*** MATERIAL SUPPLIED

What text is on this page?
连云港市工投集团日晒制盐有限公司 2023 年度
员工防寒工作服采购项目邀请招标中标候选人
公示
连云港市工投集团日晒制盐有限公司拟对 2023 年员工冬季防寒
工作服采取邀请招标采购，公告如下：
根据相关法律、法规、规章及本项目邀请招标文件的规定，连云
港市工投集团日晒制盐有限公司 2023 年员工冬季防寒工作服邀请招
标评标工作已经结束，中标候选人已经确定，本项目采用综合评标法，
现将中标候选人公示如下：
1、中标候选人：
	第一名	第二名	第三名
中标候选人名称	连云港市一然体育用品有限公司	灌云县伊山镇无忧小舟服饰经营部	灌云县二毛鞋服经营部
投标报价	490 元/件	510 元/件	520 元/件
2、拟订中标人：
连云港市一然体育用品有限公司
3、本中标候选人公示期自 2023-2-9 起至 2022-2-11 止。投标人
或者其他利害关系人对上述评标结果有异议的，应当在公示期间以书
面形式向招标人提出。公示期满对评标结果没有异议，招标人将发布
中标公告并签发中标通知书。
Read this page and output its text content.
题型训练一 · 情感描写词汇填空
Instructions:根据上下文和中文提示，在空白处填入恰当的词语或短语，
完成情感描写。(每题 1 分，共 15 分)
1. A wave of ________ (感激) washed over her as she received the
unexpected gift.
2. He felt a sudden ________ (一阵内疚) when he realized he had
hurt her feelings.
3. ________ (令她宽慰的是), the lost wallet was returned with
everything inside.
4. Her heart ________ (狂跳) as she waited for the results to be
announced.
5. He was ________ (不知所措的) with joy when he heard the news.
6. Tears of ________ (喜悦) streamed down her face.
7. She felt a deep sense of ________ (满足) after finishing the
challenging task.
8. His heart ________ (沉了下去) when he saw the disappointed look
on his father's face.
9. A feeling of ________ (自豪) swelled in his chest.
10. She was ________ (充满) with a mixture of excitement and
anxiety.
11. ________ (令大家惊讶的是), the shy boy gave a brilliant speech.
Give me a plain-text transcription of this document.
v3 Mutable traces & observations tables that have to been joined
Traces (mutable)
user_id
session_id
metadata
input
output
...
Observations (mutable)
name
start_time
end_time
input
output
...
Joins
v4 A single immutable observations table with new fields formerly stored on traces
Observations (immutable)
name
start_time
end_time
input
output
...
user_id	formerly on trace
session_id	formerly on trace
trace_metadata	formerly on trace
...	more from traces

******

EXERCISE
Write out the whole listing exactly.

FINISHED TASK
What text is on this page?
连云港市工投集团日晒制盐有限公司 2023 年度
员工防寒工作服采购项目邀请招标中标候选人
公示
连云港市工投集团日晒制盐有限公司拟对 2023 年员工冬季防寒
工作服采取邀请招标采购，公告如下：
根据相关法律、法规、规章及本项目邀请招标文件的规定，连云
港市工投集团日晒制盐有限公司 2023 年员工冬季防寒工作服邀请招
标评标工作已经结束，中标候选人已经确定，本项目采用综合评标法，
现将中标候选人公示如下：
1、中标候选人：
	第一名	第二名	第三名
中标候选人名称	连云港市一然体育用品有限公司	灌云县伊山镇无忧小舟服饰经营部	灌云县二毛鞋服经营部
投标报价	490 元/件	510 元/件	520 元/件
2、拟订中标人：
连云港市一然体育用品有限公司
3、本中标候选人公示期自 2023-2-9 起至 2022-2-11 止。投标人
或者其他利害关系人对上述评标结果有异议的，应当在公示期间以书
面形式向招标人提出。公示期满对评标结果没有异议，招标人将发布
中标公告并签发中标通知书。
Read this page and output its text content.
题型训练一 · 情感描写词汇填空
Instructions:根据上下文和中文提示，在空白处填入恰当的词语或短语，
完成情感描写。(每题 1 分，共 15 分)
1. A wave of ________ (感激) washed over her as she received the
unexpected gift.
2. He felt a sudden ________ (一阵内疚) when he realized he had
hurt her feelings.
3. ________ (令她宽慰的是), the lost wallet was returned with
everything inside.
4. Her heart ________ (狂跳) as she waited for the results to be
announced.
5. He was ________ (不知所措的) with joy when he heard the news.
6. Tears of ________ (喜悦) streamed down her face.
7. She felt a deep sense of ________ (满足) after finishing the
challenging task.
8. His heart ________ (沉了下去) when he saw the disappointed look
on his father's face.
9. A feeling of ________ (自豪) swelled in his chest.
10. She was ________ (充满) with a mixture of excitement and
anxiety.
11. ________ (令大家惊讶的是), the shy boy gave a brilliant speech.
Give me a plain-text transcription of this document.
v3 Mutable traces & observations tables that have to been joined
Traces (mutable)
user_id
session_id
metadata
input
output
...
Observations (mutable)
name
start_time
end_time
input
output
...
Joins
v4 A single immutable observations table with new fields formerly stored on traces
Observations (immutable)
name
start_time
end_time
input
output
...
user_id	formerly on trace
session_id	formerly on trace
trace_metadata	formerly on trace
...	more from traces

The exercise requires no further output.